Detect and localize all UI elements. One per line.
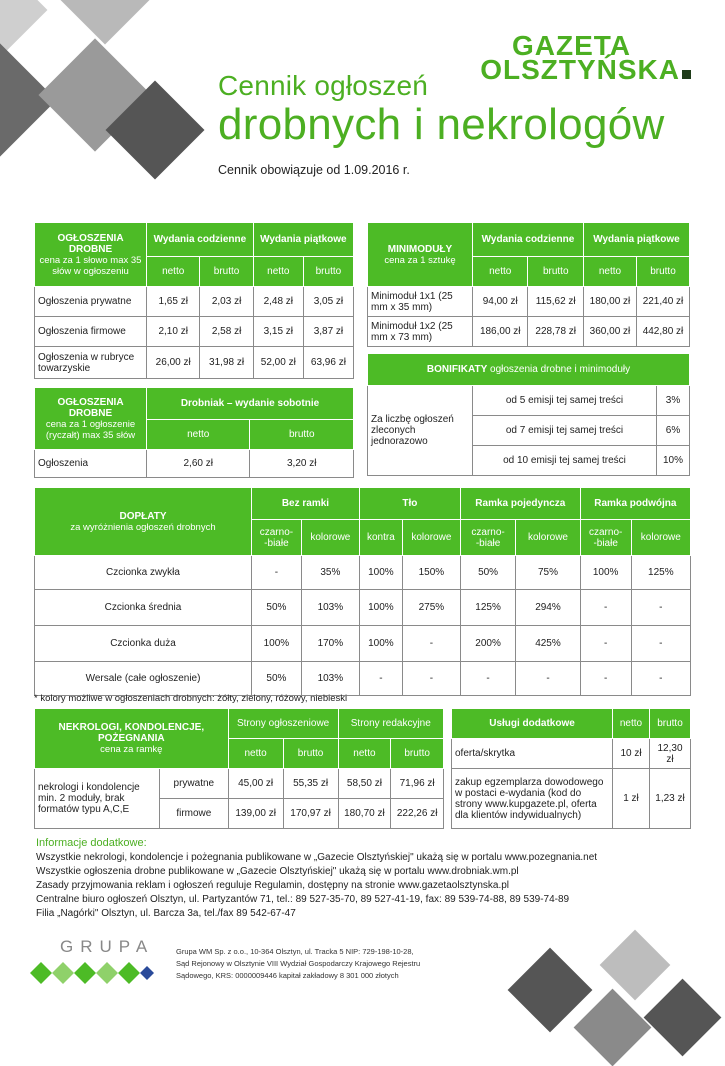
cell: 3,20 zł — [250, 450, 354, 478]
table-row — [35, 769, 444, 799]
cell: 100% — [252, 626, 302, 662]
col-sub: czarno- -białe — [460, 520, 515, 556]
cell: - — [580, 662, 631, 696]
col-daily: Wydania codzienne — [147, 223, 254, 257]
table-row — [35, 317, 354, 347]
small-ads-header: OGŁOSZENIA DROBNE cena za 1 słowo max 35 słów w ogłoszeniu — [35, 223, 147, 287]
cell: od 7 emisji tej samej treści — [473, 416, 657, 446]
footer-line: Sądowego, KRS: 0000009446 kapitał zakładowy 8 301 000 złotych — [176, 971, 399, 980]
col-brutto: brutto — [283, 739, 338, 769]
cell: 180,00 zł — [583, 287, 636, 317]
col-netto: netto — [338, 739, 391, 769]
grupa-logo-text: GRUPA — [60, 937, 155, 956]
info-line: Centralne biuro ogłoszeń Olsztyn, ul. Partyzantów 71, tel.: 89 527-35-70, 89 527-41-19, fax: 89 539-74-88, 89 539-74-89 — [36, 894, 570, 905]
info-heading: Informacje dodatkowe: — [36, 837, 147, 849]
cell: 2,58 zł — [200, 317, 253, 347]
cell: 50% — [252, 662, 302, 696]
discounts-table — [367, 353, 690, 476]
col-group: Strony ogłoszeniowe — [228, 709, 338, 739]
table-row — [368, 317, 690, 347]
cell: 58,50 zł — [338, 769, 391, 799]
cell: 125% — [631, 556, 690, 590]
cell: 3,87 zł — [303, 317, 353, 347]
col-netto: netto — [147, 257, 200, 287]
small-ads-table — [34, 222, 354, 379]
cell: 103% — [301, 590, 359, 626]
row-label: Ogłoszenia prywatne — [35, 287, 147, 317]
row-label: oferta/skrytka — [452, 739, 613, 769]
color-note: * kolory możliwe w ogłoszeniach drobnych: żółty, zielony, różowy, niebieski — [34, 693, 348, 704]
col-group: Strony redakcyjne — [338, 709, 443, 739]
cell: - — [580, 590, 631, 626]
row-label: nekrologi i kondolencje min. 2 moduły, brak formatów typu A,C,E — [35, 769, 160, 829]
cell: 35% — [301, 556, 359, 590]
decor-diamond — [56, 0, 155, 44]
col-sub: kolorowe — [402, 520, 460, 556]
col-brutto: brutto — [391, 739, 444, 769]
cell: - — [402, 626, 460, 662]
col-netto: netto — [147, 420, 250, 450]
validity-note: Cennik obowiązuje od 1.09.2016 r. — [218, 163, 410, 177]
decor-diamond — [574, 989, 652, 1066]
cell: - — [631, 626, 690, 662]
row-label: Minimoduł 1x1 (25 mm x 35 mm) — [368, 287, 473, 317]
surcharges-table — [34, 487, 691, 696]
cell: 425% — [516, 626, 581, 662]
table-row — [452, 769, 691, 829]
page-title-line1: Cennik ogłoszeń — [218, 70, 429, 101]
col-friday: Wydania piątkowe — [253, 223, 353, 257]
cell: - — [516, 662, 581, 696]
cell: 103% — [301, 662, 359, 696]
cell: 275% — [402, 590, 460, 626]
col-netto: netto — [583, 257, 636, 287]
decor-diamond — [0, 0, 47, 52]
col-netto: netto — [228, 739, 283, 769]
grupa-logo-icon — [30, 962, 155, 984]
cell: 200% — [460, 626, 515, 662]
cell: 100% — [359, 556, 402, 590]
cell: - — [402, 662, 460, 696]
cell: 10% — [657, 446, 690, 476]
cell: 1 zł — [613, 769, 650, 829]
row-label: Minimoduł 1x2 (25 mm x 73 mm) — [368, 317, 473, 347]
cell: 50% — [460, 556, 515, 590]
table-row — [452, 739, 691, 769]
cell: 150% — [402, 556, 460, 590]
row-label: Ogłoszenia — [35, 450, 147, 478]
cell: 71,96 zł — [391, 769, 444, 799]
cell: 12,30 zł — [650, 739, 691, 769]
cell: 94,00 zł — [473, 287, 528, 317]
cell: 186,00 zł — [473, 317, 528, 347]
cell: 26,00 zł — [147, 347, 200, 379]
cell: 45,00 zł — [228, 769, 283, 799]
cell: 100% — [359, 590, 402, 626]
cell: - — [631, 662, 690, 696]
cell: 2,60 zł — [147, 450, 250, 478]
cell: - — [460, 662, 515, 696]
row-label: Ogłoszenia firmowe — [35, 317, 147, 347]
cell: - — [580, 626, 631, 662]
cell: 2,48 zł — [253, 287, 303, 317]
discount-label: Za liczbę ogłoszeń zleconych jednorazowo — [368, 386, 473, 476]
cell: 2,10 zł — [147, 317, 200, 347]
table-row — [35, 347, 354, 379]
row-label: Wersale (całe ogłoszenie) — [35, 662, 252, 696]
cell: - — [359, 662, 402, 696]
minimodules-table — [367, 222, 690, 347]
row-label: Ogłoszenia w rubryce towarzyskie — [35, 347, 147, 379]
page-title-line2: drobnych i nekrologów — [218, 100, 665, 149]
cell: 52,00 zł — [253, 347, 303, 379]
col-group: Tło — [359, 488, 460, 520]
cell: 50% — [252, 590, 302, 626]
cell: 360,00 zł — [583, 317, 636, 347]
cell: 294% — [516, 590, 581, 626]
info-line: Wszystkie ogłoszenia drobne publikowane w „Gazecie Olsztyńskiej" ukażą się w portalu www.drobniak.wm.pl — [36, 866, 519, 877]
table-row — [35, 287, 354, 317]
col-brutto: brutto — [200, 257, 253, 287]
cell: 1,65 zł — [147, 287, 200, 317]
table-row — [35, 626, 691, 662]
col-group: Ramka podwójna — [580, 488, 690, 520]
cell: - — [631, 590, 690, 626]
col-brutto: brutto — [303, 257, 353, 287]
cell: 10 zł — [613, 739, 650, 769]
footer-line: Sąd Rejonowy w Olsztynie VIII Wydział Gospodarczy Krajowego Rejestru — [176, 959, 421, 968]
cell: 228,78 zł — [528, 317, 583, 347]
table-row — [35, 556, 691, 590]
table-row — [35, 590, 691, 626]
footer-line: Grupa WM Sp. z o.o., 10-364 Olsztyn, ul. Tracka 5 NIP: 729-198-10-28, — [176, 947, 414, 956]
col-friday: Wydania piątkowe — [583, 223, 689, 257]
row-label: Czcionka zwykła — [35, 556, 252, 590]
cell: 180,70 zł — [338, 799, 391, 829]
decor-diamond — [644, 979, 722, 1057]
info-line: Zasady przyjmowania reklam i ogłoszeń reguluje Regulamin, dostępny na stronie www.gazetaolsztynska.pl — [36, 880, 510, 891]
cell: 1,23 zł — [650, 769, 691, 829]
services-table — [451, 708, 691, 829]
cell: 75% — [516, 556, 581, 590]
cell: - — [252, 556, 302, 590]
cell: 100% — [580, 556, 631, 590]
col-sub: kolorowe — [631, 520, 690, 556]
cell: 31,98 zł — [200, 347, 253, 379]
surcharges-header: DOPŁATY za wyróżnienia ogłoszeń drobnych — [35, 488, 252, 556]
cell: 222,26 zł — [391, 799, 444, 829]
cell: 3,05 zł — [303, 287, 353, 317]
logo-line1: GAZETA — [511, 30, 631, 61]
col-sub: czarno- -białe — [252, 520, 302, 556]
cell: 63,96 zł — [303, 347, 353, 379]
table-row — [35, 450, 354, 478]
cell: 170,97 zł — [283, 799, 338, 829]
col-saturday: Drobniak – wydanie sobotnie — [147, 388, 354, 420]
cell: 170% — [301, 626, 359, 662]
col-brutto: brutto — [250, 420, 354, 450]
col-group: Bez ramki — [252, 488, 360, 520]
cell: 125% — [460, 590, 515, 626]
flat-ads-table — [34, 387, 354, 478]
cell: 115,62 zł — [528, 287, 583, 317]
table-row — [35, 662, 691, 696]
cell: 221,40 zł — [636, 287, 689, 317]
col-netto: netto — [613, 709, 650, 739]
table-row — [368, 386, 690, 416]
cell: 3% — [657, 386, 690, 416]
table-row — [368, 287, 690, 317]
cell: 442,80 zł — [636, 317, 689, 347]
col-brutto: brutto — [650, 709, 691, 739]
cell: 2,03 zł — [200, 287, 253, 317]
cell: od 10 emisji tej samej treści — [473, 446, 657, 476]
col-netto: netto — [253, 257, 303, 287]
flat-ads-header: OGŁOSZENIA DROBNE cena za 1 ogłoszenie (ryczałt) max 35 słów — [35, 388, 147, 450]
services-header: Usługi dodatkowe — [452, 709, 613, 739]
col-sub: czarno- -białe — [580, 520, 631, 556]
row-label: Czcionka średnia — [35, 590, 252, 626]
minimodules-header: MINIMODUŁY cena za 1 sztukę — [368, 223, 473, 287]
col-group: Ramka pojedyncza — [460, 488, 580, 520]
row-type: firmowe — [160, 799, 229, 829]
logo-dot-icon — [682, 70, 691, 79]
cell: 139,00 zł — [228, 799, 283, 829]
col-sub: kolorowe — [516, 520, 581, 556]
cell: od 5 emisji tej samej treści — [473, 386, 657, 416]
obituaries-header: NEKROLOGI, KONDOLENCJE, POŻEGNANIA cena za ramkę — [35, 709, 229, 769]
info-line: Wszystkie nekrologi, kondolencje i pożegnania publikowane w „Gazecie Olsztyńskiej" ukażą się w portalu www.pozegnania.net — [36, 852, 598, 863]
cell: 3,15 zł — [253, 317, 303, 347]
cell: 100% — [359, 626, 402, 662]
col-brutto: brutto — [528, 257, 583, 287]
cell: 55,35 zł — [283, 769, 338, 799]
info-line: Filia „Nagórki" Olsztyn, ul. Barcza 3a, tel./fax 89 542-67-47 — [36, 908, 296, 919]
col-sub: kolorowe — [301, 520, 359, 556]
row-label: zakup egzemplarza dowodowego w postaci e-wydania (kod do strony www.kupgazete.pl, oferta dla klientów indywidualnych) — [452, 769, 613, 829]
col-netto: netto — [473, 257, 528, 287]
col-brutto: brutto — [636, 257, 689, 287]
col-daily: Wydania codzienne — [473, 223, 584, 257]
cell: 6% — [657, 416, 690, 446]
discounts-header: BONIFIKATY ogłoszenia drobne i minimoduły — [368, 354, 690, 386]
logo-line2: OLSZTYŃSKA — [480, 54, 691, 86]
row-type: prywatne — [160, 769, 229, 799]
col-sub: kontra — [359, 520, 402, 556]
row-label: Czcionka duża — [35, 626, 252, 662]
obituaries-table — [34, 708, 444, 829]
+---+
◆ Work instructions ◆
Rewrite the lines of the listing starting at the line that contains "cell: 3,20 zł — [250, 450, 354, 478]" and ending at the line that contains "row-label: oferta/skrytka —", changing "Ogłoszenia prywatne" to "Ogłoszenia firmowe" and leaving everything else as it is. Give only those lines.

◆ Exercise answer ◆
cell: 3,20 zł — [250, 450, 354, 478]
table-row — [35, 769, 444, 799]
cell: 100% — [252, 626, 302, 662]
col-sub: czarno- -białe — [460, 520, 515, 556]
cell: - — [580, 662, 631, 696]
col-daily: Wydania codzienne — [147, 223, 254, 257]
table-row — [35, 317, 354, 347]
small-ads-header: OGŁOSZENIA DROBNE cena za 1 słowo max 35 słów w ogłoszeniu — [35, 223, 147, 287]
cell: od 7 emisji tej samej treści — [473, 416, 657, 446]
footer-line: Sądowego, KRS: 0000009446 kapitał zakładowy 8 301 000 złotych — [176, 971, 399, 980]
col-brutto: brutto — [283, 739, 338, 769]
cell: 180,00 zł — [583, 287, 636, 317]
col-netto: netto — [338, 739, 391, 769]
grupa-logo-text: GRUPA — [60, 937, 155, 956]
info-line: Centralne biuro ogłoszeń Olsztyn, ul. Partyzantów 71, tel.: 89 527-35-70, 89 527-41-19, fax: 89 539-74-88, 89 539-74-89 — [36, 894, 570, 905]
info-heading: Informacje dodatkowe: — [36, 837, 147, 849]
cell: 2,58 zł — [200, 317, 253, 347]
cell: 50% — [252, 662, 302, 696]
discounts-table — [367, 353, 690, 476]
col-group: Strony ogłoszeniowe — [228, 709, 338, 739]
table-row — [368, 317, 690, 347]
cell: 58,50 zł — [338, 769, 391, 799]
cell: 125% — [631, 556, 690, 590]
cell: 3,87 zł — [303, 317, 353, 347]
col-netto: netto — [147, 257, 200, 287]
small-ads-table — [34, 222, 354, 379]
cell: 103% — [301, 590, 359, 626]
row-label: Ogłoszenia firmowe — [35, 287, 147, 317]
row-label: oferta/skrytka — [452, 739, 613, 769]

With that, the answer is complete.